_Work to be completed_: Wherever the string "with" appears in the listing, copy that line.

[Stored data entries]
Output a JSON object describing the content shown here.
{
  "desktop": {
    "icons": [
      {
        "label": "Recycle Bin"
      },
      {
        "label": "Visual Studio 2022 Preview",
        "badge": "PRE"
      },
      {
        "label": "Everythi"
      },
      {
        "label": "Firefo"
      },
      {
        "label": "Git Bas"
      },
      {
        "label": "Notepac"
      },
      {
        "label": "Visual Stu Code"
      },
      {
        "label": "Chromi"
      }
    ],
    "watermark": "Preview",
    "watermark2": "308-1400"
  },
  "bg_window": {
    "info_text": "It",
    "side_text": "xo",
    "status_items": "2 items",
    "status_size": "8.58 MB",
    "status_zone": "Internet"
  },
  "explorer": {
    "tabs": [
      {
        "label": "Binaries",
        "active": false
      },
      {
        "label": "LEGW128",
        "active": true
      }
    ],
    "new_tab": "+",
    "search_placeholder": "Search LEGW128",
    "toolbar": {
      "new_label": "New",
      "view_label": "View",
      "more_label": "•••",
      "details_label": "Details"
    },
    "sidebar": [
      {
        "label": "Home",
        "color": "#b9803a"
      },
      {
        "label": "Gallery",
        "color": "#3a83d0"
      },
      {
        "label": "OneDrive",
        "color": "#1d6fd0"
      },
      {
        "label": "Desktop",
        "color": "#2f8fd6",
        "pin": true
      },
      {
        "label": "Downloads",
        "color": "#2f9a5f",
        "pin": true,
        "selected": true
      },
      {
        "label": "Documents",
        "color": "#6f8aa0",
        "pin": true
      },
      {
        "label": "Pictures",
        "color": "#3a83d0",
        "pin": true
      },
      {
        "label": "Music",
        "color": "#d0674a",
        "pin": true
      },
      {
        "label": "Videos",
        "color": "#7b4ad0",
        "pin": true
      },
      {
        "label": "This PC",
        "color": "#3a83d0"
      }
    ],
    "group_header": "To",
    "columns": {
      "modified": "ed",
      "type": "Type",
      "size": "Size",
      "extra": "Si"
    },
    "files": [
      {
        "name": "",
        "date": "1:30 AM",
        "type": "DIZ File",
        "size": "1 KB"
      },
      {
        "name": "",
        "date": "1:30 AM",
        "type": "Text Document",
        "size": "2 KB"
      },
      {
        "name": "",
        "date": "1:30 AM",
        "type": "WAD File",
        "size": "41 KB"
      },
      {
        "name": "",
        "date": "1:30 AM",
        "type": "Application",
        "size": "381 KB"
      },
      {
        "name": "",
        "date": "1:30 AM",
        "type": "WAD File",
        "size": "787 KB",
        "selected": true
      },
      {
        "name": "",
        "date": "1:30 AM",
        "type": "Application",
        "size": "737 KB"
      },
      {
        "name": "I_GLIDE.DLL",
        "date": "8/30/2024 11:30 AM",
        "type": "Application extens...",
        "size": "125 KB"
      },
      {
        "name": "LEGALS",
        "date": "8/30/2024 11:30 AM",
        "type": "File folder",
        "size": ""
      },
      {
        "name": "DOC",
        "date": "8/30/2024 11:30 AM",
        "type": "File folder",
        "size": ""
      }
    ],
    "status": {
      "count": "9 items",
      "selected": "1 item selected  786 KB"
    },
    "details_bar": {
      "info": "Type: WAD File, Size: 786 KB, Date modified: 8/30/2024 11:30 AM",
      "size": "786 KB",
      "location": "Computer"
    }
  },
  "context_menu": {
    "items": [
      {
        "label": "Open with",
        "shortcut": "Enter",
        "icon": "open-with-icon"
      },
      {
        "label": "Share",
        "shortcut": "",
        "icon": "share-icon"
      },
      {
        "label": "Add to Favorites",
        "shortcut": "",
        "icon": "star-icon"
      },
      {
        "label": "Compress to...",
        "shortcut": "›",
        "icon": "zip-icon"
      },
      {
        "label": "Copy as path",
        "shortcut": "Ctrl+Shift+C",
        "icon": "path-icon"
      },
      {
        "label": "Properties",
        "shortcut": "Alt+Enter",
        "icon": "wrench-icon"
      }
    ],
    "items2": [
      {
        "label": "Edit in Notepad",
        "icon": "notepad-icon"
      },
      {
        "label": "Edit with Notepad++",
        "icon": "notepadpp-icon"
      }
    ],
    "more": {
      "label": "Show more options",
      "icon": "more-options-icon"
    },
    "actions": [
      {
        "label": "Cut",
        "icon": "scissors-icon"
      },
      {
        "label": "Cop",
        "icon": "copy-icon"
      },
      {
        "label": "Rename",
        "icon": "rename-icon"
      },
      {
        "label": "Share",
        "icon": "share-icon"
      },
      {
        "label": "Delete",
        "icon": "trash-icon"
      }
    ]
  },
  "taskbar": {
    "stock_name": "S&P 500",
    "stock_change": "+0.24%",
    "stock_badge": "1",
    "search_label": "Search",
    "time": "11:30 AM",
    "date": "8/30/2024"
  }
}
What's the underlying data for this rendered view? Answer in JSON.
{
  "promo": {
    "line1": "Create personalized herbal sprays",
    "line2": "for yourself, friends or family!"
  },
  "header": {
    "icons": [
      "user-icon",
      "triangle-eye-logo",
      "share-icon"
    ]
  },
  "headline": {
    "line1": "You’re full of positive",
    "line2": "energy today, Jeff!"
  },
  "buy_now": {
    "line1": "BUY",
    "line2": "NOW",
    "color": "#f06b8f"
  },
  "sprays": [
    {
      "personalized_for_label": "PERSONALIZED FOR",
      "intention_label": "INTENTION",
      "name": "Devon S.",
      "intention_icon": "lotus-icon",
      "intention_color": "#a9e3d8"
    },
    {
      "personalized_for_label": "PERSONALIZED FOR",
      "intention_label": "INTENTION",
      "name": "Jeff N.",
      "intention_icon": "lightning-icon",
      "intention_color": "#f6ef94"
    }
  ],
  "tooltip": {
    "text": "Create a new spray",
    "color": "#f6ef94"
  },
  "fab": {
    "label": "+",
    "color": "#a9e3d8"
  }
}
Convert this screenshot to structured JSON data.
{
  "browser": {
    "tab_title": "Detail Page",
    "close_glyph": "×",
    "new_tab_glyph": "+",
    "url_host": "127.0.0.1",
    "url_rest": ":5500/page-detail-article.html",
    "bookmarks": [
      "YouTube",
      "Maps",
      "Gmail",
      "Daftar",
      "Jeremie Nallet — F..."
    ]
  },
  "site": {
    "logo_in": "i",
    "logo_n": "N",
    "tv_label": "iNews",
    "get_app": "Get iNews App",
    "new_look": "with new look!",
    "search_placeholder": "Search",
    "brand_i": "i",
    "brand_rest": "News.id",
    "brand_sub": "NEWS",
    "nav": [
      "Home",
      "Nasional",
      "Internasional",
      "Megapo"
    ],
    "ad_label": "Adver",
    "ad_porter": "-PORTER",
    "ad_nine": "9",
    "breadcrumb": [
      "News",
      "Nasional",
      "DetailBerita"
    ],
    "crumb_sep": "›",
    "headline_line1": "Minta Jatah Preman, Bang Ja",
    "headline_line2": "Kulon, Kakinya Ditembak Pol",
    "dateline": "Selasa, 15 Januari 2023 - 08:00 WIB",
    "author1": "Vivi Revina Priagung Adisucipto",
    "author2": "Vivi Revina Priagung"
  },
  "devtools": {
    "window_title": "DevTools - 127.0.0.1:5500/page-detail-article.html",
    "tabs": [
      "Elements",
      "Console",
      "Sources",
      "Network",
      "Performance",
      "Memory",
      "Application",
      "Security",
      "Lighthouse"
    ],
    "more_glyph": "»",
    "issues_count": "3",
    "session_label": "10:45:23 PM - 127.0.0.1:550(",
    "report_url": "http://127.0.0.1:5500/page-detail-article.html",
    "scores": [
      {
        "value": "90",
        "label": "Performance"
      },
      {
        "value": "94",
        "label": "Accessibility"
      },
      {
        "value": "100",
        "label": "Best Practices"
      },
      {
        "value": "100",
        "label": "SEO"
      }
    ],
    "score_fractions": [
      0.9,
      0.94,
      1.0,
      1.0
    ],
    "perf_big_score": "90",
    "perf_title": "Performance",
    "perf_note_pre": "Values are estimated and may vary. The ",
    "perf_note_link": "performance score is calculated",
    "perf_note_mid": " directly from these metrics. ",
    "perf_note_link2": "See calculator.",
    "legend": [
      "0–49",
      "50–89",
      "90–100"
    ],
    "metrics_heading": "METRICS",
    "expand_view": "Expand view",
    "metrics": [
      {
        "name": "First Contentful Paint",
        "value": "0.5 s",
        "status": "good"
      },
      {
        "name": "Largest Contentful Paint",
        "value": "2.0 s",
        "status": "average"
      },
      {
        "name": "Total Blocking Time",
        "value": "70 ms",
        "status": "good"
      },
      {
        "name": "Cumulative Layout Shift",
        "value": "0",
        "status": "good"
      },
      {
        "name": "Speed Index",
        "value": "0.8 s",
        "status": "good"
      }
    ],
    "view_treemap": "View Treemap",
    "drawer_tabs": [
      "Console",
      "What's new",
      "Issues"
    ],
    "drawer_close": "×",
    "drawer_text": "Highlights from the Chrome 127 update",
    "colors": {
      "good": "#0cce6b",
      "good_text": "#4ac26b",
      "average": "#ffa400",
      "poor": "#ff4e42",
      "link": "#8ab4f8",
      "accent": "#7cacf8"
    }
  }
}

_Right answer_:
        "label": "Open with",
        "icon": "open-with-icon"
        "label": "Edit with Notepad++",
    "new_look": "with new look!",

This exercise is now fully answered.